• [Task directions]:
Reproduce each line exactly. Skip none.
— Start Provided information —
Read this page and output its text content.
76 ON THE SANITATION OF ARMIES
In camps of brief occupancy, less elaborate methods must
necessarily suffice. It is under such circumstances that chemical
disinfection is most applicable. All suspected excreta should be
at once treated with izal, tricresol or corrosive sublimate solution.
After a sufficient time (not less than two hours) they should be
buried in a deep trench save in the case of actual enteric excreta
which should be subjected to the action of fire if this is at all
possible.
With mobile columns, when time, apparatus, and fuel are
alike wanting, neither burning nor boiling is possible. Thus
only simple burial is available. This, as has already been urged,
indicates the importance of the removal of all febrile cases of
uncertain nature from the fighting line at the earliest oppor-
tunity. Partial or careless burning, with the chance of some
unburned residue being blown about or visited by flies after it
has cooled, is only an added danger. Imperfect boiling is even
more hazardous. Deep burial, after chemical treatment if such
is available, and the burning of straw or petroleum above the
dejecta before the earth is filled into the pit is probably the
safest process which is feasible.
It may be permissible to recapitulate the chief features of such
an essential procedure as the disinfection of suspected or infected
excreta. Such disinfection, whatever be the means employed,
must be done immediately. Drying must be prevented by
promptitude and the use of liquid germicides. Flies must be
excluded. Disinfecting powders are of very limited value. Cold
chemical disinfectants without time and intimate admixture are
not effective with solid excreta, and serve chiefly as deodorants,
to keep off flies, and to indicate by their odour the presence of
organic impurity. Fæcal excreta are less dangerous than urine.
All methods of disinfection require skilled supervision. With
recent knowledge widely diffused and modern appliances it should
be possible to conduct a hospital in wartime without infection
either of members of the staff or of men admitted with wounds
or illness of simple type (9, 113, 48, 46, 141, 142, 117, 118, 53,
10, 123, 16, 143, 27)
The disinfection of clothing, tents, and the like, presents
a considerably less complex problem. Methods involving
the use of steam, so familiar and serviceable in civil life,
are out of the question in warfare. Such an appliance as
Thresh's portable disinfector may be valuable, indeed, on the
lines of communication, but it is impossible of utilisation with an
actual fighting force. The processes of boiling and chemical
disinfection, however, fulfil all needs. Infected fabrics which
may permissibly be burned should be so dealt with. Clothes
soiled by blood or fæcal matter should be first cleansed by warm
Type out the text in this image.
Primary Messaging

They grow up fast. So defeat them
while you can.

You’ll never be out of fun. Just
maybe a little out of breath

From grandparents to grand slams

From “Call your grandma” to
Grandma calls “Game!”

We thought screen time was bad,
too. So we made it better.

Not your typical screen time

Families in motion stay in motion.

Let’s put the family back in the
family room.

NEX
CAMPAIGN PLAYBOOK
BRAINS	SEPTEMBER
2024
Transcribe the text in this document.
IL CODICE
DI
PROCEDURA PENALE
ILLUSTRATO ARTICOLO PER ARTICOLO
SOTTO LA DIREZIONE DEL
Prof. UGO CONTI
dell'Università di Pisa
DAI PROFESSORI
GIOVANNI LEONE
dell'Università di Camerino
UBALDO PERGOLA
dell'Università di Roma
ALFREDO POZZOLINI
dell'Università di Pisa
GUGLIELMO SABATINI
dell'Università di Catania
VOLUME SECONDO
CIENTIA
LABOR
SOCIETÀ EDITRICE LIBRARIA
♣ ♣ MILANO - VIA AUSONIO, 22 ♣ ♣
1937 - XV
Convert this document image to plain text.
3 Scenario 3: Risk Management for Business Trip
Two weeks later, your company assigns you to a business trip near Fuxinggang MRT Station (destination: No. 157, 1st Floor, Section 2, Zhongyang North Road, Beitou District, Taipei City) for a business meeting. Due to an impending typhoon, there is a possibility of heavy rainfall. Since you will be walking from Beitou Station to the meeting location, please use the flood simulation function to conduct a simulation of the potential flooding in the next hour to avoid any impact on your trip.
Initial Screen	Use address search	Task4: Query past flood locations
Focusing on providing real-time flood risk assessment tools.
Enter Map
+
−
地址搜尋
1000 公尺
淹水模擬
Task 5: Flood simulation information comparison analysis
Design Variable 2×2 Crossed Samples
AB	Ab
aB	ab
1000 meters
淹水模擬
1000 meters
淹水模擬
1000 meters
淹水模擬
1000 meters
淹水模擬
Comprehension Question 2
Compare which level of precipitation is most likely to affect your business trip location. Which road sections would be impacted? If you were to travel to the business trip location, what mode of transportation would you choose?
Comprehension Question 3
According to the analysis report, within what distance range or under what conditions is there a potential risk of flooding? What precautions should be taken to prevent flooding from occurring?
— End Provided information —
• [Solution]:
Read this page and output its text content.
76 ON THE SANITATION OF ARMIES
In camps of brief occupancy, less elaborate methods must
necessarily suffice. It is under such circumstances that chemical
disinfection is most applicable. All suspected excreta should be
at once treated with izal, tricresol or corrosive sublimate solution.
After a sufficient time (not less than two hours) they should be
buried in a deep trench save in the case of actual enteric excreta
which should be subjected to the action of fire if this is at all
possible.
With mobile columns, when time, apparatus, and fuel are
alike wanting, neither burning nor boiling is possible. Thus
only simple burial is available. This, as has already been urged,
indicates the importance of the removal of all febrile cases of
uncertain nature from the fighting line at the earliest oppor-
tunity. Partial or careless burning, with the chance of some
unburned residue being blown about or visited by flies after it
has cooled, is only an added danger. Imperfect boiling is even
more hazardous. Deep burial, after chemical treatment if such
is available, and the burning of straw or petroleum above the
dejecta before the earth is filled into the pit is probably the
safest process which is feasible.
It may be permissible to recapitulate the chief features of such
an essential procedure as the disinfection of suspected or infected
excreta. Such disinfection, whatever be the means employed,
must be done immediately. Drying must be prevented by
promptitude and the use of liquid germicides. Flies must be
excluded. Disinfecting powders are of very limited value. Cold
chemical disinfectants without time and intimate admixture are
not effective with solid excreta, and serve chiefly as deodorants,
to keep off flies, and to indicate by their odour the presence of
organic impurity. Fæcal excreta are less dangerous than urine.
All methods of disinfection require skilled supervision. With
recent knowledge widely diffused and modern appliances it should
be possible to conduct a hospital in wartime without infection
either of members of the staff or of men admitted with wounds
or illness of simple type (9, 113, 48, 46, 141, 142, 117, 118, 53,
10, 123, 16, 143, 27)
The disinfection of clothing, tents, and the like, presents
a considerably less complex problem. Methods involving
the use of steam, so familiar and serviceable in civil life,
are out of the question in warfare. Such an appliance as
Thresh's portable disinfector may be valuable, indeed, on the
lines of communication, but it is impossible of utilisation with an
actual fighting force. The processes of boiling and chemical
disinfection, however, fulfil all needs. Infected fabrics which
may permissibly be burned should be so dealt with. Clothes
soiled by blood or fæcal matter should be first cleansed by warm
Type out the text in this image.
Primary Messaging

They grow up fast. So defeat them
while you can.

You’ll never be out of fun. Just
maybe a little out of breath

From grandparents to grand slams

From “Call your grandma” to
Grandma calls “Game!”

We thought screen time was bad,
too. So we made it better.

Not your typical screen time

Families in motion stay in motion.

Let’s put the family back in the
family room.

NEX
CAMPAIGN PLAYBOOK
BRAINS	SEPTEMBER
2024
Transcribe the text in this document.
IL CODICE
DI
PROCEDURA PENALE
ILLUSTRATO ARTICOLO PER ARTICOLO
SOTTO LA DIREZIONE DEL
Prof. UGO CONTI
dell'Università di Pisa
DAI PROFESSORI
GIOVANNI LEONE
dell'Università di Camerino
UBALDO PERGOLA
dell'Università di Roma
ALFREDO POZZOLINI
dell'Università di Pisa
GUGLIELMO SABATINI
dell'Università di Catania
VOLUME SECONDO
CIENTIA
LABOR
SOCIETÀ EDITRICE LIBRARIA
♣ ♣ MILANO - VIA AUSONIO, 22 ♣ ♣
1937 - XV
Convert this document image to plain text.
3 Scenario 3: Risk Management for Business Trip
Two weeks later, your company assigns you to a business trip near Fuxinggang MRT Station (destination: No. 157, 1st Floor, Section 2, Zhongyang North Road, Beitou District, Taipei City) for a business meeting. Due to an impending typhoon, there is a possibility of heavy rainfall. Since you will be walking from Beitou Station to the meeting location, please use the flood simulation function to conduct a simulation of the potential flooding in the next hour to avoid any impact on your trip.
Initial Screen	Use address search	Task4: Query past flood locations
Focusing on providing real-time flood risk assessment tools.
Enter Map
+
−
地址搜尋
1000 公尺
淹水模擬
Task 5: Flood simulation information comparison analysis
Design Variable 2×2 Crossed Samples
AB	Ab
aB	ab
1000 meters
淹水模擬
1000 meters
淹水模擬
1000 meters
淹水模擬
1000 meters
淹水模擬
Comprehension Question 2
Compare which level of precipitation is most likely to affect your business trip location. Which road sections would be impacted? If you were to travel to the business trip location, what mode of transportation would you choose?
Comprehension Question 3
According to the analysis report, within what distance range or under what conditions is there a potential risk of flooding? What precautions should be taken to prevent flooding from occurring?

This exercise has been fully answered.